● **What you will do**:
All lines in which the word "smarttelefon" occurs are to be extracted.

* * * *

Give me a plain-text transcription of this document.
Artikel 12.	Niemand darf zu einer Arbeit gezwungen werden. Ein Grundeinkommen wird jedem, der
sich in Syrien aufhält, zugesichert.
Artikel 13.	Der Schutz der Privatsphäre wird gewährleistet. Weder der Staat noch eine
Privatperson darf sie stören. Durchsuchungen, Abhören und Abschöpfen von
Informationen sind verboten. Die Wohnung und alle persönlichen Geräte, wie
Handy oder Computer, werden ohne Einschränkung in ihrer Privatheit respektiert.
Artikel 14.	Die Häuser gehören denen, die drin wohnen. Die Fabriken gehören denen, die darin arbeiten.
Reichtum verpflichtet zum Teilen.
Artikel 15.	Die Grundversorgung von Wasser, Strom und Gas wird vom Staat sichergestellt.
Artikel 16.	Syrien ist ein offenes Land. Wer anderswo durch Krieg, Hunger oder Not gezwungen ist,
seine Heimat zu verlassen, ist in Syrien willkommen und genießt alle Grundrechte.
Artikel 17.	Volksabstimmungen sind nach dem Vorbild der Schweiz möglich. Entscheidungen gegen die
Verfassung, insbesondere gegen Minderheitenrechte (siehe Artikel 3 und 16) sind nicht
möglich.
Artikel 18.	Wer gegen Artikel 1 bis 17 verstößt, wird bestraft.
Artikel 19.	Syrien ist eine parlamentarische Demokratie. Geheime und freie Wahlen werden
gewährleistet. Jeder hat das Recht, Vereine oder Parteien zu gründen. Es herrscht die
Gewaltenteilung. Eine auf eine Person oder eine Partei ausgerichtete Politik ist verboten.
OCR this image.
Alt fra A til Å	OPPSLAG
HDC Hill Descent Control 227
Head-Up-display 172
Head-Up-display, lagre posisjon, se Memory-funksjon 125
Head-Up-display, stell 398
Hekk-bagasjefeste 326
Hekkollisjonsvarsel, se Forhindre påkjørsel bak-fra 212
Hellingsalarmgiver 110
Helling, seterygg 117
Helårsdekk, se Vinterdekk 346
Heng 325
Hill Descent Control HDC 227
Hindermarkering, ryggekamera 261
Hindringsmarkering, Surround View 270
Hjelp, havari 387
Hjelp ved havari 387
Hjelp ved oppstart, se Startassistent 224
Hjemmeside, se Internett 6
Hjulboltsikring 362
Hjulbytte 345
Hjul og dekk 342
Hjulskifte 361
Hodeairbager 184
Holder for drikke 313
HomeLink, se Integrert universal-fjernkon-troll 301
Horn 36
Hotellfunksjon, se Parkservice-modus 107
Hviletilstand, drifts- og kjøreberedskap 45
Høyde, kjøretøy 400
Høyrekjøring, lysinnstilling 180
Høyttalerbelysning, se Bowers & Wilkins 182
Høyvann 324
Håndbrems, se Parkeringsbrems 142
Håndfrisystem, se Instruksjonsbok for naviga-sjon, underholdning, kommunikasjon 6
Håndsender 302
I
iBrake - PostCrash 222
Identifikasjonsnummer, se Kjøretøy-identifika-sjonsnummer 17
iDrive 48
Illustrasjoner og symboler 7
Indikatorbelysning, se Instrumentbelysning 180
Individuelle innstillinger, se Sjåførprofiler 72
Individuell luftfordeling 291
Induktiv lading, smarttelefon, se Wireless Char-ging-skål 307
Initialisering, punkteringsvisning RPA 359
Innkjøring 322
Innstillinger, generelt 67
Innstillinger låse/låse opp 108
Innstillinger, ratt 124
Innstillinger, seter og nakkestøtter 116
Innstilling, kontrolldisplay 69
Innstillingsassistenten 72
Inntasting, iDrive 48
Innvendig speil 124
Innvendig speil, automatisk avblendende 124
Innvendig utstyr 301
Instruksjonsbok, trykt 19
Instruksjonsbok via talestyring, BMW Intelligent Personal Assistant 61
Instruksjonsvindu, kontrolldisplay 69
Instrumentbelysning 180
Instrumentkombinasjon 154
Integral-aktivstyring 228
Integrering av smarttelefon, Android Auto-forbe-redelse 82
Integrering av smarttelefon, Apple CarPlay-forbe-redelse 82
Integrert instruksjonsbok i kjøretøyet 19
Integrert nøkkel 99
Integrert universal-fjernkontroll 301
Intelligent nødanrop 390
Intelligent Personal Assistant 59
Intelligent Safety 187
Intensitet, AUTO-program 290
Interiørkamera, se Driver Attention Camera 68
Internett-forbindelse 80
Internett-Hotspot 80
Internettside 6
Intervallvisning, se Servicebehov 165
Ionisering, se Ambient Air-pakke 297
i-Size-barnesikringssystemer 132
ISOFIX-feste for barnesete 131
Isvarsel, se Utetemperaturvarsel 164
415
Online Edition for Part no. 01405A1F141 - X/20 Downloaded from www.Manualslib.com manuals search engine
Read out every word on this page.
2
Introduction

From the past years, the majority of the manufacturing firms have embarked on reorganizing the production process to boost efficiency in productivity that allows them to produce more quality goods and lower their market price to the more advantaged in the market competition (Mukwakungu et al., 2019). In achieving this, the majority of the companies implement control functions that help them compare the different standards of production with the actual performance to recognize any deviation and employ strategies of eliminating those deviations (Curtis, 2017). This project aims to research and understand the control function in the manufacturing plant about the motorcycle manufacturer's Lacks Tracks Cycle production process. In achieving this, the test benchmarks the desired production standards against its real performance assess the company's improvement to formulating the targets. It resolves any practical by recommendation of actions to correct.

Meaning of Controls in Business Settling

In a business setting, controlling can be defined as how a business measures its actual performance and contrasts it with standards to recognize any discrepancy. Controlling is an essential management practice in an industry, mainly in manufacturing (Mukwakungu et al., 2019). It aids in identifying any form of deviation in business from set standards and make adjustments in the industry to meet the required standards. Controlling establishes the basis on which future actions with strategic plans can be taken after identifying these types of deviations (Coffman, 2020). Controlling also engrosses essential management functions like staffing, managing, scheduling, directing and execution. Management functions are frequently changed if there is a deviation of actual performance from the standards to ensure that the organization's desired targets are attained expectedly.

* * * *

● **Output of the task**:
Induktiv lading, smarttelefon, se Wireless Char-ging-skål 307
Integrering av smarttelefon, Android Auto-forbe-redelse 82
Integrering av smarttelefon, Apple CarPlay-forbe-redelse 82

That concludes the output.